◆ **WHAT IS NEEDED**
Give the records back in full, exactly as they read.

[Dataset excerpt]
◇ ◇ ◇ ◇

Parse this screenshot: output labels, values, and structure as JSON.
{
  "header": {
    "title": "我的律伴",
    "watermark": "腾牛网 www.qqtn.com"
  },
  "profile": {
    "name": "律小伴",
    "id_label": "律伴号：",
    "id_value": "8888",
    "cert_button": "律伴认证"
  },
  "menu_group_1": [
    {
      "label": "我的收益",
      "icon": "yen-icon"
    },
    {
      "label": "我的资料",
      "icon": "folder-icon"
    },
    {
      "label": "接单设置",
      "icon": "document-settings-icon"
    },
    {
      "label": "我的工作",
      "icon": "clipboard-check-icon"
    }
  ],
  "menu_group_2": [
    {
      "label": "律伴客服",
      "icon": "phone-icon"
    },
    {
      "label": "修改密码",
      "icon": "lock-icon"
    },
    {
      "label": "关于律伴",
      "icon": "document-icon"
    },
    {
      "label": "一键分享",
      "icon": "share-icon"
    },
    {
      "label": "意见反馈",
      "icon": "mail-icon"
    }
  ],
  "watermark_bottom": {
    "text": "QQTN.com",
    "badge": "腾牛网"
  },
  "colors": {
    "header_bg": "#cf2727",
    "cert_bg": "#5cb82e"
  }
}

◇ ◇ ◇ ◇

◆ **SOLUTION FOR THIS PROBLEM**
Parse this screenshot: output labels, values, and structure as JSON.
{
  "header": {
    "title": "我的律伴",
    "watermark": "腾牛网 www.qqtn.com"
  },
  "profile": {
    "name": "律小伴",
    "id_label": "律伴号：",
    "id_value": "8888",
    "cert_button": "律伴认证"
  },
  "menu_group_1": [
    {
      "label": "我的收益",
      "icon": "yen-icon"
    },
    {
      "label": "我的资料",
      "icon": "folder-icon"
    },
    {
      "label": "接单设置",
      "icon": "document-settings-icon"
    },
    {
      "label": "我的工作",
      "icon": "clipboard-check-icon"
    }
  ],
  "menu_group_2": [
    {
      "label": "律伴客服",
      "icon": "phone-icon"
    },
    {
      "label": "修改密码",
      "icon": "lock-icon"
    },
    {
      "label": "关于律伴",
      "icon": "document-icon"
    },
    {
      "label": "一键分享",
      "icon": "share-icon"
    },
    {
      "label": "意见反馈",
      "icon": "mail-icon"
    }
  ],
  "watermark_bottom": {
    "text": "QQTN.com",
    "badge": "腾牛网"
  },
  "colors": {
    "header_bg": "#cf2727",
    "cert_bg": "#5cb82e"
  }
}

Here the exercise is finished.